> TASK REQUIREMENTS: Count the lines below that contain "Комунікація". Give only the number.

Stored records
__________________________________________________
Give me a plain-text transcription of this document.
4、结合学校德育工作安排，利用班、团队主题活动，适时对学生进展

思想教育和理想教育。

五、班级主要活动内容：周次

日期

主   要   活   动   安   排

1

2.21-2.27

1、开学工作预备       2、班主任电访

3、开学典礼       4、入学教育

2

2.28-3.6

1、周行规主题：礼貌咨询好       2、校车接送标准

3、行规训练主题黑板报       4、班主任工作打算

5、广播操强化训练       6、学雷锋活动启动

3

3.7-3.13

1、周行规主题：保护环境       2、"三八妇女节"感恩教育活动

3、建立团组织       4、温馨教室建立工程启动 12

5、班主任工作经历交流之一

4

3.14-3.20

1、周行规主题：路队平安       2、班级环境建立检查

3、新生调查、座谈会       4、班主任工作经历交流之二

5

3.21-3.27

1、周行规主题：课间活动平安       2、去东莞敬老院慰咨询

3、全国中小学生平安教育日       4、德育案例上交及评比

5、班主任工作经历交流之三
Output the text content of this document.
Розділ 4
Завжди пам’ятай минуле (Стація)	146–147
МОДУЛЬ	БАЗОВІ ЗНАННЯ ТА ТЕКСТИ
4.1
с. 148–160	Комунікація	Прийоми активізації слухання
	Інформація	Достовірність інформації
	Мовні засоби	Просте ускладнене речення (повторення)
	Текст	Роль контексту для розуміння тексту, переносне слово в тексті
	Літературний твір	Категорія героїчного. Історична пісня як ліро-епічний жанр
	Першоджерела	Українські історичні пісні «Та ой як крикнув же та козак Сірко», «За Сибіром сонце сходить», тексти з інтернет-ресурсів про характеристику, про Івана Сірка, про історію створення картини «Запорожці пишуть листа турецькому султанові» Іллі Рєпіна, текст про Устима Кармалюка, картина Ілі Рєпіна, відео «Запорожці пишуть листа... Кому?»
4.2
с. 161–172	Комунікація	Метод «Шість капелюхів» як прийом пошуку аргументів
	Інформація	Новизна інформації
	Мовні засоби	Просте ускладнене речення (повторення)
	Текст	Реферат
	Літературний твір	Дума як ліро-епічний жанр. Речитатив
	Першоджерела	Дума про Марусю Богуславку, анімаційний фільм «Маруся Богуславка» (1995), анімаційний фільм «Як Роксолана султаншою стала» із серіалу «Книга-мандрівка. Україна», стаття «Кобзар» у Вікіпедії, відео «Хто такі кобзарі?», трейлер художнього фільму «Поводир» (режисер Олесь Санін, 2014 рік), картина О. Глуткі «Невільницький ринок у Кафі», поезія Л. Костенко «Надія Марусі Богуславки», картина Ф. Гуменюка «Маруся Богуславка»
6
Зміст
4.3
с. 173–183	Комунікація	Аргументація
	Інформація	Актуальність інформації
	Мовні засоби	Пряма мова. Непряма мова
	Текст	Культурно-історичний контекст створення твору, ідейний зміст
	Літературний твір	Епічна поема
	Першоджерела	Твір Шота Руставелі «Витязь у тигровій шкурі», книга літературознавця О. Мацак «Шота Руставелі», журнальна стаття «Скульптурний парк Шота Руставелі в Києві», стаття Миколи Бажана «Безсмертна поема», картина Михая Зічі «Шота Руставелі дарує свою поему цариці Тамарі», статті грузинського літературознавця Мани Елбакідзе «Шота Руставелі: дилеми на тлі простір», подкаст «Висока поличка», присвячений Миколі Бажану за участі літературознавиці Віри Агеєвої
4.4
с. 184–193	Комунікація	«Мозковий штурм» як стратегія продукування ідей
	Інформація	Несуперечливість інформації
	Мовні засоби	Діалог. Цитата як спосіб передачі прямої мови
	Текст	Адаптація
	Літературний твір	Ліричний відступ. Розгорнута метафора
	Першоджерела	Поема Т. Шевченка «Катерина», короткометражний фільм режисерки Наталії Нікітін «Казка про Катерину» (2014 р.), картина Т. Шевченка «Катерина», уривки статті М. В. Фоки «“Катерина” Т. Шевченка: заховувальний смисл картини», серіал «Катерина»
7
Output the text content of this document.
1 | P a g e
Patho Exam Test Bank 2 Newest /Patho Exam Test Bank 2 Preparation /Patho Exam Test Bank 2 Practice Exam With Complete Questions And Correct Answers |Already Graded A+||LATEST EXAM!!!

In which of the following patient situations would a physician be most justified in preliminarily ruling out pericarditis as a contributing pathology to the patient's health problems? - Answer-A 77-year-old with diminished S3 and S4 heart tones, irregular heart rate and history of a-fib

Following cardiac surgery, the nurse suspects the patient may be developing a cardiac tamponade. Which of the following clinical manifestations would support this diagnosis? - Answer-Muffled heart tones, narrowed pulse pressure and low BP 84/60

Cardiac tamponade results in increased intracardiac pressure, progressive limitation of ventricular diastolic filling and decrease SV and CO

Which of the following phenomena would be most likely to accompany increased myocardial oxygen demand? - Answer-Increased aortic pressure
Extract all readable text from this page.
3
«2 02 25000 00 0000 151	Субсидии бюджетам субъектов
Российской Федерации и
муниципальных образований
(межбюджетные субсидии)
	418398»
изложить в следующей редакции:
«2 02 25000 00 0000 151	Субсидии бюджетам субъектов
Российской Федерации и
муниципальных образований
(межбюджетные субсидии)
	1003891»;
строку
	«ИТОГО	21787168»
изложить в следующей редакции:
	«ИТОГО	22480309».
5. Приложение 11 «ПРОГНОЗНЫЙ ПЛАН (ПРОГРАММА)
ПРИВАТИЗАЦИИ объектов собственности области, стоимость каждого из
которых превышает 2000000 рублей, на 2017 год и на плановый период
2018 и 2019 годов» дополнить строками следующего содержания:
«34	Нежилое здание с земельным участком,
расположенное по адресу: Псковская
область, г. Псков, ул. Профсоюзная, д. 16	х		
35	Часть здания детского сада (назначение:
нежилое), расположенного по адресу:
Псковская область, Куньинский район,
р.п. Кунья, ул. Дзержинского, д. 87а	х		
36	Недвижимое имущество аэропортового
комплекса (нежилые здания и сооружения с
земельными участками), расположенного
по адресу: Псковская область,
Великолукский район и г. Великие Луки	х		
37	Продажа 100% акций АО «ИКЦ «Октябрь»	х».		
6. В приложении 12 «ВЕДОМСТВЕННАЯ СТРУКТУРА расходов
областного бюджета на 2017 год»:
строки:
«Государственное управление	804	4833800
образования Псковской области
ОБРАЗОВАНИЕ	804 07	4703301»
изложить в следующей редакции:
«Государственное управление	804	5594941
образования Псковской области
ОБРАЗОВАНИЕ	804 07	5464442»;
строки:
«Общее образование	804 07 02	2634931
__________________________________________________
> TASK OUTPUT: 4